▸ EXERCISE DIRECTIONS
Below is a listing; write it out exactly and drop any images from it.

-- begin DATA EXCERPTS --

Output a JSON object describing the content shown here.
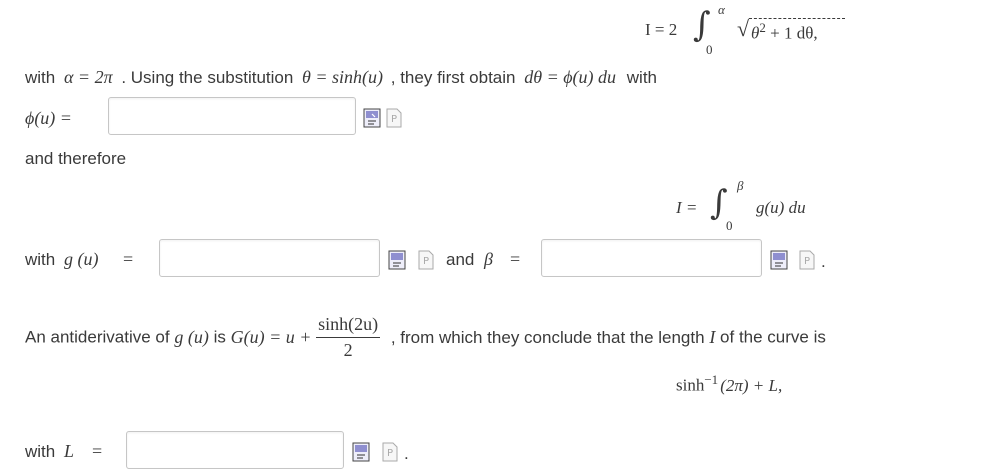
{
  "top_formula": {
    "lhs": "I = 2",
    "upper": "α",
    "lower": "0",
    "integrand_base": "θ",
    "integrand_exp": "2",
    "integrand_rest": " + 1 dθ,"
  },
  "line1": {
    "with": "with",
    "alpha_eq": "α = 2π",
    "text_a": ". Using the substitution",
    "subst": "θ = sinh(u)",
    "text_b": ", they first obtain",
    "dtheta": "dθ = ϕ(u) du",
    "text_c": "with"
  },
  "phi_row": {
    "label": "ϕ(u) =",
    "input_value": ""
  },
  "and_therefore": "and therefore",
  "second_formula": {
    "lhs": "I =",
    "upper": "β",
    "lower": "0",
    "integrand": "g(u) du"
  },
  "g_row": {
    "with": "with",
    "g_label": "g (u)",
    "eq": "=",
    "g_value": "",
    "and": "and",
    "beta": "β",
    "beta_eq": "=",
    "beta_value": "",
    "period": "."
  },
  "antiderivative": {
    "text_a": "An antiderivative of",
    "g_of_u": "g (u)",
    "is": "is",
    "G_expr": "G(u) = u +",
    "frac_num": "sinh(2u)",
    "frac_den": "2",
    "text_b": ", from which they conclude that the length",
    "I_var": "I",
    "text_c": "of the curve is"
  },
  "result": {
    "sinh": "sinh",
    "exp": "−1",
    "rest": "(2π) + L,"
  },
  "L_row": {
    "with": "with",
    "label": "L",
    "eq": "=",
    "input_value": "",
    "period": "."
  },
  "icons": {
    "preview": "equation-preview-icon",
    "palette": "formula-palette-icon",
    "accent": "#6b6bb3"
  }
}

-- end DATA EXCERPTS --

▸ COMPLETED EXERCISE
Output a JSON object describing the content shown here.
{
  "top_formula": {
    "lhs": "I = 2",
    "upper": "α",
    "lower": "0",
    "integrand_base": "θ",
    "integrand_exp": "2",
    "integrand_rest": " + 1 dθ,"
  },
  "line1": {
    "with": "with",
    "alpha_eq": "α = 2π",
    "text_a": ". Using the substitution",
    "subst": "θ = sinh(u)",
    "text_b": ", they first obtain",
    "dtheta": "dθ = ϕ(u) du",
    "text_c": "with"
  },
  "phi_row": {
    "label": "ϕ(u) =",
    "input_value": ""
  },
  "and_therefore": "and therefore",
  "second_formula": {
    "lhs": "I =",
    "upper": "β",
    "lower": "0",
    "integrand": "g(u) du"
  },
  "g_row": {
    "with": "with",
    "g_label": "g (u)",
    "eq": "=",
    "g_value": "",
    "and": "and",
    "beta": "β",
    "beta_eq": "=",
    "beta_value": "",
    "period": "."
  },
  "antiderivative": {
    "text_a": "An antiderivative of",
    "g_of_u": "g (u)",
    "is": "is",
    "G_expr": "G(u) = u +",
    "frac_num": "sinh(2u)",
    "frac_den": "2",
    "text_b": ", from which they conclude that the length",
    "I_var": "I",
    "text_c": "of the curve is"
  },
  "result": {
    "sinh": "sinh",
    "exp": "−1",
    "rest": "(2π) + L,"
  },
  "L_row": {
    "with": "with",
    "label": "L",
    "eq": "=",
    "input_value": "",
    "period": "."
  },
  "icons": {
    "preview": "equation-preview-icon",
    "palette": "formula-palette-icon",
    "accent": "#6b6bb3"
  }
}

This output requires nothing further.